* _Отрывок для чтения_
В Москве 6 июня открывается Beat Film Festival — фестиваль документального кино о музыке и не только. В его программу войдут более 20 фильмов из США, Великобритании, Бразилии, Дании, Швеции и России. Вдобавок к основной программе на фестивале пройдет ретроспектива английского режиссера Джулиена Темпла. Одним из центральных событий фестиваля станет российская премьера последней работы Темпла «Лондон — современный Вавилон», снятой к Олимпийским играм 2012 года. Кроме того, будет представлен и первый полнометражный (и самый знаменитый) фильм Джулиена Темпла — «Великое рок-н-рольное надувательство» (1980) о группе The Sex Pistols. Среди других фильмов ретроспективы — «Город нефти» про группу Dr Feelgood и истоки британского панка, «Джо Страммер: будущее неизвестно» про фронтмена The Clash и «Гластонбери», снятый к 30-летию главного британского фестиваля.
В фильмографии Джулиена Темпла около 30 картин, большая часть которых посвящена британскому року, но с тем же успехом он снимал ленты о классической музыке и о литературе. С режиссером, рассказывающим в своих фильмах о прошлом, «Лента.ру» поговорила о будущем — документалистики, музыки и способа мыслить.
Как снять хороший документальный фильм о музыке?
Конечно, не слишком оригинальный совет — для этого надо много работать. А в первую очередь нужно огромное желание рассказать историю, испытывать в некотором роде страсть к тому музыканту и той музыке, про которую снимаешь. При этом бессмысленно делать кино непосредственно о музыке — я и сам снимаю скорее о том, откуда она приходит и что за люди ее делают. И, так или иначе, ты всегда начинаешь с желания сделать что-то, чего не было раньше.
Вообще, я склонен думать, что главное при создании документального фильма — не ударяться в планирование, не расписывать покадрово будущую картину у себя в голове. Если ты просто сядешь и продумаешь все от начала и до конца, истории в процессе создания фильма у тебя не получится, потому что сюжет всегда идет от фактов. Нельзя просто взять и написать эссе, а потом подставить к нему картинки. Но если ты позволишь кадрам, музыке и людям удивлять тебя, самим подсказывать тебе, как их использовать, тогда получится что-то по-настоящему хорошее. В этом случае ты не будешь знать в начале, куда ты придешь в конце, что делает документальный фильм чрезвычайно похожим на жизнь, не так ли?
А как создавался «Лондон — современный Вавилон»?
У меня появилась идея создать несколько фильмов о городах, о том, что за музыку делают в разных человеческих муравейниках. Я сделал кино о Детройте, а сейчас снимаю про Рио-де-Жанейро, еще один мировой центр музыки. Что же до Лондона, то это мой город, давший миру музыку, на которой я вырос сам. Я хотел рассказать личную историю восприятия этого города и того, как он менялся, через музыку, которую я слушал, как и все. И история Лондона — моя история, вот поэтому этот фильм я считаю особенным. Впрочем, дальше мне предстоит еще более интересный опыт: я хочу снять подобные фильмы о Гаване, Нью-Йорке, Тихуане и, наверное, Неаполе. Музыка — это очень интересный способ рассказать историю места.

* _Задание A_
Перепишите из отрывка о Джулиене Темпле всё, начиная со слов «В фильмографии Джулиена» и вплоть до слов «не было раньше.».
* _Задание B_
Ответьте коротко по отрывку о Джулиене Темпле:
(i) Сколько фильмов войдёт в программу фестиваля?
(ii) Про какую группу снят фильм «Великое рок-н-рольное надувательство»?
(iii) О каком городе Темпл уже снял кино до работы над фильмом про Рио-де-Жанейро?

* _Сохранённые данные_

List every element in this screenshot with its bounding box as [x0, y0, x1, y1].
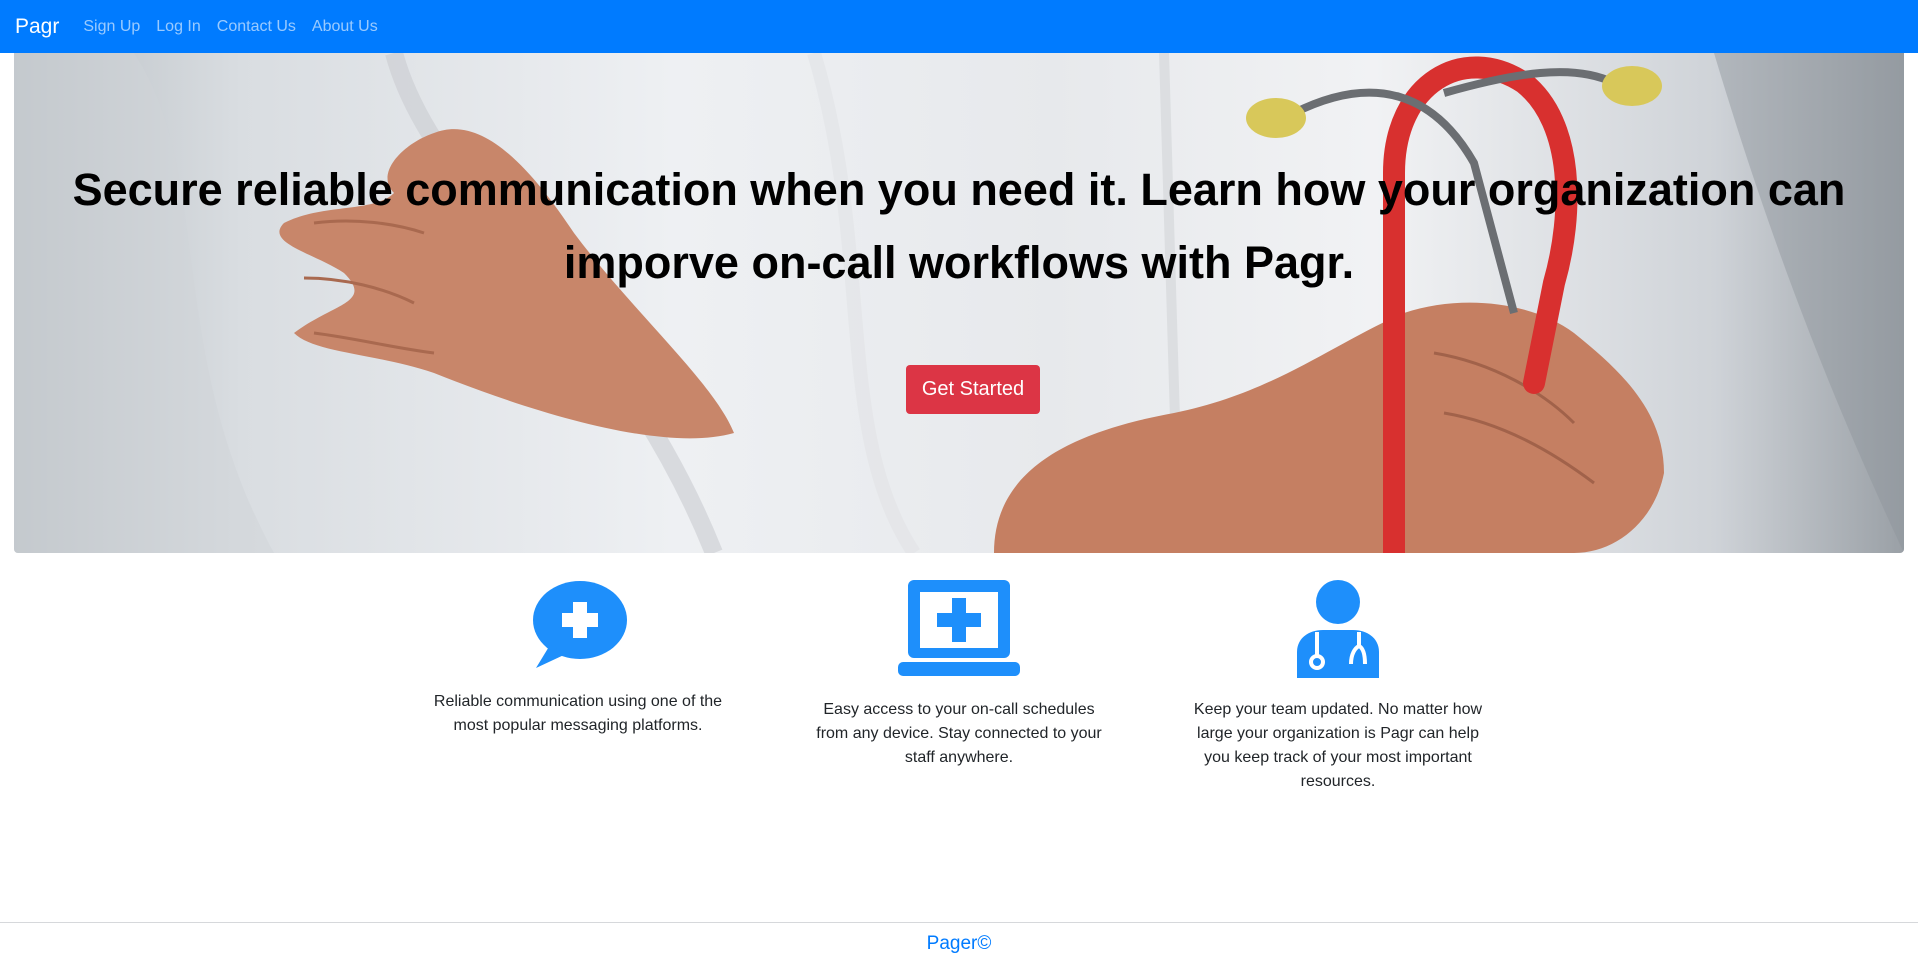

* _Полный ответ A_
В фильмографии Джулиена Темпла около 30 картин, большая часть которых посвящена британскому року, но с тем же успехом он снимал ленты о классической музыке и о литературе. С режиссером, рассказывающим в своих фильмах о прошлом, «Лента.ру» поговорила о будущем — документалистики, музыки и способа мыслить.
Как снять хороший документальный фильм о музыке?
Конечно, не слишком оригинальный совет — для этого надо много работать. А в первую очередь нужно огромное желание рассказать историю, испытывать в некотором роде страсть к тому музыканту и той музыке, про которую снимаешь. При этом бессмысленно делать кино непосредственно о музыке — я и сам снимаю скорее о том, откуда она приходит и что за люди ее делают. И, так или иначе, ты всегда начинаешь с желания сделать что-то, чего не было раньше.

* _Полный ответ B_
(i) Более 20 фильмов.
(ii) Про The Sex Pistols.
(iii) О Детройте.